[BEGIN Raw data]

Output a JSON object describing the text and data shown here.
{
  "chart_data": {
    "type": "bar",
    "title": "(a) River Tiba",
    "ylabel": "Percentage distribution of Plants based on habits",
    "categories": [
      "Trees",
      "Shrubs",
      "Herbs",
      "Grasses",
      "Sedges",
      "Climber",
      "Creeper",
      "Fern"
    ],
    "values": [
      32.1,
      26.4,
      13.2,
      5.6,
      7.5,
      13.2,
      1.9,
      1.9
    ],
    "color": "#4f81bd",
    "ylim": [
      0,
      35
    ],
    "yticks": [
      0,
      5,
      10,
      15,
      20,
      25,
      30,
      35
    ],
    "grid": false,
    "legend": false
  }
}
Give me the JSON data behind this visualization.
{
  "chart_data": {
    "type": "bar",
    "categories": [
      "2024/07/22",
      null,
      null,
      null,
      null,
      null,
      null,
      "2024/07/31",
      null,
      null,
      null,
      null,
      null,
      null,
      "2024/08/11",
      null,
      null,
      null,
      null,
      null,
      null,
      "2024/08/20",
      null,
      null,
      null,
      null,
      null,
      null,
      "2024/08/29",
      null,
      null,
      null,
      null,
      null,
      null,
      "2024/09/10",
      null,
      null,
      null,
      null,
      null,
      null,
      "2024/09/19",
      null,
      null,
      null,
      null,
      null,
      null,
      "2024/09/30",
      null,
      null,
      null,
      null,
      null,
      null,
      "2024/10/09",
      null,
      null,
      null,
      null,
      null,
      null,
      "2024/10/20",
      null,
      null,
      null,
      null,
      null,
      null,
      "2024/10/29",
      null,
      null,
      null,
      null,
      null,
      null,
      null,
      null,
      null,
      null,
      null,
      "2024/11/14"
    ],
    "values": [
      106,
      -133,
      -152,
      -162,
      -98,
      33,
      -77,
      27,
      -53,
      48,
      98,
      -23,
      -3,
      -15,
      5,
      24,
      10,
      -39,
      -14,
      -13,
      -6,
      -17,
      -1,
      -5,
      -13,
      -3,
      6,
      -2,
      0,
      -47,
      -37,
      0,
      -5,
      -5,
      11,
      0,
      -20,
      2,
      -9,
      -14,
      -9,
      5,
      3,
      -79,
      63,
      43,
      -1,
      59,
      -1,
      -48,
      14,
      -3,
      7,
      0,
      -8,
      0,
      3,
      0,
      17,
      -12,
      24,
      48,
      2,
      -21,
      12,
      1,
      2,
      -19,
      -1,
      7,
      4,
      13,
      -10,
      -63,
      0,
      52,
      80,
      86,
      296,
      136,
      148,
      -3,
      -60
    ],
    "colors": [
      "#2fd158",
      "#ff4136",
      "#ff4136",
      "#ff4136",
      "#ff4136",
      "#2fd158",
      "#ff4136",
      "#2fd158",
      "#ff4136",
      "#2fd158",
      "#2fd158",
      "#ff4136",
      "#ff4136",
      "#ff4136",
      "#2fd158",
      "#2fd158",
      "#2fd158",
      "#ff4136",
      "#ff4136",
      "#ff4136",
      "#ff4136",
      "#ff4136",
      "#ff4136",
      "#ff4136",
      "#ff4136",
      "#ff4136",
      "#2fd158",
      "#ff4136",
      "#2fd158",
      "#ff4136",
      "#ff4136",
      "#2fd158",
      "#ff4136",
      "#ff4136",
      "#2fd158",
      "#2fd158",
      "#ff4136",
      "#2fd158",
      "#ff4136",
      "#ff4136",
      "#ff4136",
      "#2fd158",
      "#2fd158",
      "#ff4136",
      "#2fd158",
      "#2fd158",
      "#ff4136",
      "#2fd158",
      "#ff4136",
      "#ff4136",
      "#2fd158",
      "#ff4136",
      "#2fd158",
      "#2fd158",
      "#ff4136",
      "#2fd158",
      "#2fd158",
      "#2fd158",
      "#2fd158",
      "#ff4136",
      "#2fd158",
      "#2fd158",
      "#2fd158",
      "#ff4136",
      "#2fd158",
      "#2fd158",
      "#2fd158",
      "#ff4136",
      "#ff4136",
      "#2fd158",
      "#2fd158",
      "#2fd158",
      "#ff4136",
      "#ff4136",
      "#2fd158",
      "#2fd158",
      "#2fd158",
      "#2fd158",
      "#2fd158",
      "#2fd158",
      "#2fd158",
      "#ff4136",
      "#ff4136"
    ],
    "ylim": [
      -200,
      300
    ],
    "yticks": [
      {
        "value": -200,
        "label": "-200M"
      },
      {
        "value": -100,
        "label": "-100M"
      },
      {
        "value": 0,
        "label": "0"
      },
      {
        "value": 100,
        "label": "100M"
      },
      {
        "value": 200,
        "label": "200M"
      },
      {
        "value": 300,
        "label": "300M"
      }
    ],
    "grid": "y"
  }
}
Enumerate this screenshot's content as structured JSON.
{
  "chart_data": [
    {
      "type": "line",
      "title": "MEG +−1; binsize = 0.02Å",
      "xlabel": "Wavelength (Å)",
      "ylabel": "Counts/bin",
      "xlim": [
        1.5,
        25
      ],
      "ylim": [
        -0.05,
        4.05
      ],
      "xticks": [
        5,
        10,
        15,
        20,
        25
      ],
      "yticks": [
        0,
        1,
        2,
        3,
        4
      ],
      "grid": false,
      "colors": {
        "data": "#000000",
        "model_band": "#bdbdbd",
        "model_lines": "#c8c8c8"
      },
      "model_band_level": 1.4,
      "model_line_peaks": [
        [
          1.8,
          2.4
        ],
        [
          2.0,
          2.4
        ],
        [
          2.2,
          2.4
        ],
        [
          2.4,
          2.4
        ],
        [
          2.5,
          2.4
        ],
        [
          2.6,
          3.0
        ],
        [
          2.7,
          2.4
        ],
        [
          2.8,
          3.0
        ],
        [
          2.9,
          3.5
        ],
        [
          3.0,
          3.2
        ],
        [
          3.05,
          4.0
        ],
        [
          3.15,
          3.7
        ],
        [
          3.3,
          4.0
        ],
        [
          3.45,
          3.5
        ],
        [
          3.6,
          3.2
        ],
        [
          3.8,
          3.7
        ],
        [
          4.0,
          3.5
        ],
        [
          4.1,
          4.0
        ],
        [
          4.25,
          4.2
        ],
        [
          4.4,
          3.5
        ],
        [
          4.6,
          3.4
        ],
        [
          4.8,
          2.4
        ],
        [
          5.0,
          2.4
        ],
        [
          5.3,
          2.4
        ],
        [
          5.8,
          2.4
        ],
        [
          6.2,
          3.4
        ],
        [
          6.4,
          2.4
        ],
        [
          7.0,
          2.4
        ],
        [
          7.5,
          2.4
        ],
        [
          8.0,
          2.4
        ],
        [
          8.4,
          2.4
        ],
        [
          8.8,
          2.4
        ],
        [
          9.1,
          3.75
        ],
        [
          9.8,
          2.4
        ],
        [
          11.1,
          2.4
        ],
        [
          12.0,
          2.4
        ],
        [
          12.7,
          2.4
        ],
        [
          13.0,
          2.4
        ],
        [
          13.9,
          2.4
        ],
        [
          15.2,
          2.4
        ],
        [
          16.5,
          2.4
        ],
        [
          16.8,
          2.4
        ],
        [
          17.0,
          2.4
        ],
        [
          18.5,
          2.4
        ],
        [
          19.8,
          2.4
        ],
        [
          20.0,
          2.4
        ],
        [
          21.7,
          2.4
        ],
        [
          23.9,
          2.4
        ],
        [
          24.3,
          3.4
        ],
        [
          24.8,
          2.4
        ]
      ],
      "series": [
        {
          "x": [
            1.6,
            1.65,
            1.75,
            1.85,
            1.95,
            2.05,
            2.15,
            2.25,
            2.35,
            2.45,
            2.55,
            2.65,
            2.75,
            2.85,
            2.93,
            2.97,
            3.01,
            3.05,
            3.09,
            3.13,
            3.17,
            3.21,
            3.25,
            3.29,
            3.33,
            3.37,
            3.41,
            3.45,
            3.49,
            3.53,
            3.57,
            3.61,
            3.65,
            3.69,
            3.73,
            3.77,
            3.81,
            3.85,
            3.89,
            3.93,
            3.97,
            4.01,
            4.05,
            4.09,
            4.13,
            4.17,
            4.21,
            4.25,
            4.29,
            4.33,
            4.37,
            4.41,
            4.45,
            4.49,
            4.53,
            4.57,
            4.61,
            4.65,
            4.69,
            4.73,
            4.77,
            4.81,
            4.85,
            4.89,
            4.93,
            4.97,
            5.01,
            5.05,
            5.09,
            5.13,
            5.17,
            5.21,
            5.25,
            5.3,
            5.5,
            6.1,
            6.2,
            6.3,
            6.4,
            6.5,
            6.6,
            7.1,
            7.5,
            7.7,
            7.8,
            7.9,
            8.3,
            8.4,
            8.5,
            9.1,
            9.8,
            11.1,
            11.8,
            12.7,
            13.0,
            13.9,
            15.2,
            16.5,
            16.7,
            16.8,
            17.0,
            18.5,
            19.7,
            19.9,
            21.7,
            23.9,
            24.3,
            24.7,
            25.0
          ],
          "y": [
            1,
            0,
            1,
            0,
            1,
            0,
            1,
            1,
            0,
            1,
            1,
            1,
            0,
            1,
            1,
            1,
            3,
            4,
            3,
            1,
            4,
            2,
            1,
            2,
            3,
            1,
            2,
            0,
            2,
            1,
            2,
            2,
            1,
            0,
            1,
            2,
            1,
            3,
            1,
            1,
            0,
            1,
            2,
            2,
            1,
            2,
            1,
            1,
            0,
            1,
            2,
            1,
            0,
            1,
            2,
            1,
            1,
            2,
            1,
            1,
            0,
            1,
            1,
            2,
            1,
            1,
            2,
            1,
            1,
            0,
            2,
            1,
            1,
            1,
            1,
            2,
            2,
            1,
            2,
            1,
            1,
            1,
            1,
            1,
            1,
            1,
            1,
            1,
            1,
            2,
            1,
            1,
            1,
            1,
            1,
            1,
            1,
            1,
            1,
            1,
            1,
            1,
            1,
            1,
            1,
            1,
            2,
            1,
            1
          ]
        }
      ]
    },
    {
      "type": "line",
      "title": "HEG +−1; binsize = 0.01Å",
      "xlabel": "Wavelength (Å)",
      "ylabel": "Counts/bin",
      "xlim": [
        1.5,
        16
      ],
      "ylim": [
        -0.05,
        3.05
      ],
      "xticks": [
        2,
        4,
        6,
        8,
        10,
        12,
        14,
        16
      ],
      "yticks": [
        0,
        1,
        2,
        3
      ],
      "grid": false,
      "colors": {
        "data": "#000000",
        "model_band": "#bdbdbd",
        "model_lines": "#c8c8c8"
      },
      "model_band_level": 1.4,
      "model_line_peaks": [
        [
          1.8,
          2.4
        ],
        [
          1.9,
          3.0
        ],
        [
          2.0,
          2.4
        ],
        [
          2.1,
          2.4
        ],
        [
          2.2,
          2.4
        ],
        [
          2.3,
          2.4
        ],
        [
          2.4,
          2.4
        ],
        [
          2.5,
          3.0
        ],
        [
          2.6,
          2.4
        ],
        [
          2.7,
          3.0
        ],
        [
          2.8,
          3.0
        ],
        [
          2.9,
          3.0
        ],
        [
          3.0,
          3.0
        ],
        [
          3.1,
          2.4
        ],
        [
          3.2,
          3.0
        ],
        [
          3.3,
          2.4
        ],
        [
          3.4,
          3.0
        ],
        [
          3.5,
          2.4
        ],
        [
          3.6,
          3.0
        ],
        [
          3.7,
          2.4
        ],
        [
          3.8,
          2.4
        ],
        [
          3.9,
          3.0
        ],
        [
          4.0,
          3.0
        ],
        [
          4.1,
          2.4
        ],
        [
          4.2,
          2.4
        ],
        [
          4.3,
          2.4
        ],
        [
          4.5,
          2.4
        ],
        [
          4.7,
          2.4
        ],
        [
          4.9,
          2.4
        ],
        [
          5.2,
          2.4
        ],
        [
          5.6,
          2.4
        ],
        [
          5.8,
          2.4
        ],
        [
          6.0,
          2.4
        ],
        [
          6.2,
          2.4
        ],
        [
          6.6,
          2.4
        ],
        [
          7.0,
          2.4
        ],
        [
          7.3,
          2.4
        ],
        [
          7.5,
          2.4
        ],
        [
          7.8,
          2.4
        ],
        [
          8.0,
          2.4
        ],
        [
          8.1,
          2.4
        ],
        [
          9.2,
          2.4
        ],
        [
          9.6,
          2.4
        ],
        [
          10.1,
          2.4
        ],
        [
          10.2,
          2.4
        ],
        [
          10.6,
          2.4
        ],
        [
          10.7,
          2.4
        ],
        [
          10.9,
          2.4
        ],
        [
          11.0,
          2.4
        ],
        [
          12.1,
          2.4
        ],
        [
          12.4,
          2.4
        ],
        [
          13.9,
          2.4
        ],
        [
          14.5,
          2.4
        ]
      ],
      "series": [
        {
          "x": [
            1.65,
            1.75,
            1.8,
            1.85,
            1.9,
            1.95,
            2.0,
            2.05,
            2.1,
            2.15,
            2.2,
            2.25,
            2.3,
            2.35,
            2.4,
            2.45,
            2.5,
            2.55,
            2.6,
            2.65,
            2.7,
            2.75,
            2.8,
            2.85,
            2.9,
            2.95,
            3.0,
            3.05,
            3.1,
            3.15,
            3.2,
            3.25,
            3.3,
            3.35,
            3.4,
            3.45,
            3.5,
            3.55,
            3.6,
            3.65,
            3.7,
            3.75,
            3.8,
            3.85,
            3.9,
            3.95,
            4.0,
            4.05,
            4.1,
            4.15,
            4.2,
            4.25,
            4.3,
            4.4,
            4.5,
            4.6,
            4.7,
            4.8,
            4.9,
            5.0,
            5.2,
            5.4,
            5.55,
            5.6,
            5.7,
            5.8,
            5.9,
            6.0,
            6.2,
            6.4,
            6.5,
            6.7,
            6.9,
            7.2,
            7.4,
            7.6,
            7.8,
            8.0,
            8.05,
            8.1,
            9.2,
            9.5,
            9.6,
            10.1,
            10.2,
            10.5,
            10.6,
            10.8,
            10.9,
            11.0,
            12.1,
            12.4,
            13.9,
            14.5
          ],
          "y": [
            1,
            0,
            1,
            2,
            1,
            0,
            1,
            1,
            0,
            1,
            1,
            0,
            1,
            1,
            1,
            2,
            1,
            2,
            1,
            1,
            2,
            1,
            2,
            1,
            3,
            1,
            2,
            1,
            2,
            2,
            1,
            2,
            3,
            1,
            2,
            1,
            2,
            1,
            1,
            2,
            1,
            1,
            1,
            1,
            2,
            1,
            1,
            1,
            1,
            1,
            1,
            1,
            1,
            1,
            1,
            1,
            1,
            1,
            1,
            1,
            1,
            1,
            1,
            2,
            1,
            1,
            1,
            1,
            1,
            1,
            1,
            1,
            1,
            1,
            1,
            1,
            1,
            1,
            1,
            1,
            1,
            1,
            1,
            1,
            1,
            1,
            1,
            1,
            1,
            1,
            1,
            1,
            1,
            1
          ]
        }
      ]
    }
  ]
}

[END Raw data]

Directive:
For the listing above, identify each line bearing "false".

Written answer:
    "grid": false,
    "legend": false
      "grid": false,
      "grid": false,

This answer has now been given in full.